------ RECORDS PROVIDED ------

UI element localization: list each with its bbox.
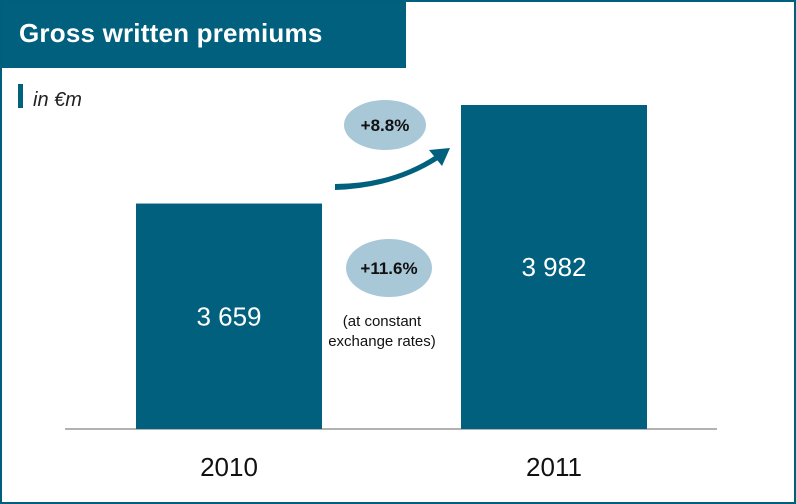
header-bar: Gross written premiums: [2, 2, 406, 68]
x-tick-label-2011: 2011: [526, 452, 582, 482]
bar-value-label-2011: 3 982: [521, 252, 586, 282]
growth-value-8-8: +8.8%: [361, 116, 410, 135]
bar-2010: [136, 203, 322, 429]
chart-title: Gross written premiums: [19, 18, 323, 48]
curved-arrow-icon: [335, 148, 450, 190]
x-tick-label-2010: 2010: [200, 452, 258, 482]
bar-value-label-2010: 3 659: [196, 301, 261, 331]
growth-bubble-11-6: [346, 239, 432, 297]
growth-bubble-8-8: [344, 100, 426, 150]
bar-2011: [461, 105, 647, 429]
unit-marker: [18, 84, 23, 108]
growth-value-11-6: +11.6%: [360, 259, 417, 278]
constant-rate-note: (at constant exchange rates): [328, 313, 436, 350]
unit-label: in €m: [33, 89, 82, 111]
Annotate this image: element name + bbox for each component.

------

Retype the material from the line with "header-bar: Gross written" to the line with "growth-value-11-6: +11.6%: [360, 259, 417, 278]", both included, with nothing changed.

header-bar: Gross written premiums: [2, 2, 406, 68]
x-tick-label-2011: 2011: [526, 452, 582, 482]
bar-value-label-2011: 3 982: [521, 252, 586, 282]
growth-value-8-8: +8.8%: [361, 116, 410, 135]
bar-2010: [136, 203, 322, 429]
chart-title: Gross written premiums: [19, 18, 323, 48]
curved-arrow-icon: [335, 148, 450, 190]
x-tick-label-2010: 2010: [200, 452, 258, 482]
bar-value-label-2010: 3 659: [196, 301, 261, 331]
growth-bubble-11-6: [346, 239, 432, 297]
growth-bubble-8-8: [344, 100, 426, 150]
bar-2011: [461, 105, 647, 429]
unit-marker: [18, 84, 23, 108]
growth-value-11-6: +11.6%: [360, 259, 417, 278]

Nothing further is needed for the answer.